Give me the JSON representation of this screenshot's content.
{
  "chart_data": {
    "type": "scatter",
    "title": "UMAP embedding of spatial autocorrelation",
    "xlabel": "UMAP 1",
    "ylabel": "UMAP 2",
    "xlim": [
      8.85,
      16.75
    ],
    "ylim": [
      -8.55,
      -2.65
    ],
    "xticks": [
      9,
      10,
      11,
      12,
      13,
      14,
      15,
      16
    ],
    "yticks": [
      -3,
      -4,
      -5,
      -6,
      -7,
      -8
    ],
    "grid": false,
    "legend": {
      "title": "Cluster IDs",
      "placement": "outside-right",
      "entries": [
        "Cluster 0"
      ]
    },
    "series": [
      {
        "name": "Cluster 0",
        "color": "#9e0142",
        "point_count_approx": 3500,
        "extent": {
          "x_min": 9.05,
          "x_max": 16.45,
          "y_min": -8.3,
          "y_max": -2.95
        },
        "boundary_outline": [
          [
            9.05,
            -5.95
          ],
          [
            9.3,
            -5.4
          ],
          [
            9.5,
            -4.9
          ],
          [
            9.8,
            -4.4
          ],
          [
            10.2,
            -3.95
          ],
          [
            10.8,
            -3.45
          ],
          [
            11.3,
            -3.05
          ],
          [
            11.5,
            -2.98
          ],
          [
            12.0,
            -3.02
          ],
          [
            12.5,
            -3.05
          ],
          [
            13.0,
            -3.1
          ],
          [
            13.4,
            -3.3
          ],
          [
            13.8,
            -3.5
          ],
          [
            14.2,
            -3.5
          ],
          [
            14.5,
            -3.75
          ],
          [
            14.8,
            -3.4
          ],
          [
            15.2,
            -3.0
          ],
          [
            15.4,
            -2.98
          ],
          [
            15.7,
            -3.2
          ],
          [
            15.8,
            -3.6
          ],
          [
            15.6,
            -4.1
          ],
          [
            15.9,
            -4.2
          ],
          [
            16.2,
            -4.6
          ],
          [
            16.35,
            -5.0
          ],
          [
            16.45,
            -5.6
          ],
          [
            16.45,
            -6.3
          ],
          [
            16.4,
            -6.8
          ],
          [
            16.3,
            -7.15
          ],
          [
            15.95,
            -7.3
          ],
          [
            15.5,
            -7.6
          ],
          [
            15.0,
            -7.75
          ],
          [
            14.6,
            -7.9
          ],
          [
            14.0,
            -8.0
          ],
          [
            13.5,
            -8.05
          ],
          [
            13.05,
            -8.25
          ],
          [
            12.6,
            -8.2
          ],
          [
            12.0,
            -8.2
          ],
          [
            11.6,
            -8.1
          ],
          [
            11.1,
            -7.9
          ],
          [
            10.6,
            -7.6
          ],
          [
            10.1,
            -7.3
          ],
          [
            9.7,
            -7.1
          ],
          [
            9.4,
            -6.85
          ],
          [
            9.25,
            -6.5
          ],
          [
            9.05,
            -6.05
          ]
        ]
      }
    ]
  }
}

===

(The request) Above are the records; retype them all without a single difference.

(Task solution)
Give me the JSON representation of this screenshot's content.
{
  "chart_data": {
    "type": "scatter",
    "title": "UMAP embedding of spatial autocorrelation",
    "xlabel": "UMAP 1",
    "ylabel": "UMAP 2",
    "xlim": [
      8.85,
      16.75
    ],
    "ylim": [
      -8.55,
      -2.65
    ],
    "xticks": [
      9,
      10,
      11,
      12,
      13,
      14,
      15,
      16
    ],
    "yticks": [
      -3,
      -4,
      -5,
      -6,
      -7,
      -8
    ],
    "grid": false,
    "legend": {
      "title": "Cluster IDs",
      "placement": "outside-right",
      "entries": [
        "Cluster 0"
      ]
    },
    "series": [
      {
        "name": "Cluster 0",
        "color": "#9e0142",
        "point_count_approx": 3500,
        "extent": {
          "x_min": 9.05,
          "x_max": 16.45,
          "y_min": -8.3,
          "y_max": -2.95
        },
        "boundary_outline": [
          [
            9.05,
            -5.95
          ],
          [
            9.3,
            -5.4
          ],
          [
            9.5,
            -4.9
          ],
          [
            9.8,
            -4.4
          ],
          [
            10.2,
            -3.95
          ],
          [
            10.8,
            -3.45
          ],
          [
            11.3,
            -3.05
          ],
          [
            11.5,
            -2.98
          ],
          [
            12.0,
            -3.02
          ],
          [
            12.5,
            -3.05
          ],
          [
            13.0,
            -3.1
          ],
          [
            13.4,
            -3.3
          ],
          [
            13.8,
            -3.5
          ],
          [
            14.2,
            -3.5
          ],
          [
            14.5,
            -3.75
          ],
          [
            14.8,
            -3.4
          ],
          [
            15.2,
            -3.0
          ],
          [
            15.4,
            -2.98
          ],
          [
            15.7,
            -3.2
          ],
          [
            15.8,
            -3.6
          ],
          [
            15.6,
            -4.1
          ],
          [
            15.9,
            -4.2
          ],
          [
            16.2,
            -4.6
          ],
          [
            16.35,
            -5.0
          ],
          [
            16.45,
            -5.6
          ],
          [
            16.45,
            -6.3
          ],
          [
            16.4,
            -6.8
          ],
          [
            16.3,
            -7.15
          ],
          [
            15.95,
            -7.3
          ],
          [
            15.5,
            -7.6
          ],
          [
            15.0,
            -7.75
          ],
          [
            14.6,
            -7.9
          ],
          [
            14.0,
            -8.0
          ],
          [
            13.5,
            -8.05
          ],
          [
            13.05,
            -8.25
          ],
          [
            12.6,
            -8.2
          ],
          [
            12.0,
            -8.2
          ],
          [
            11.6,
            -8.1
          ],
          [
            11.1,
            -7.9
          ],
          [
            10.6,
            -7.6
          ],
          [
            10.1,
            -7.3
          ],
          [
            9.7,
            -7.1
          ],
          [
            9.4,
            -6.85
          ],
          [
            9.25,
            -6.5
          ],
          [
            9.05,
            -6.05
          ]
        ]
      }
    ]
  }
}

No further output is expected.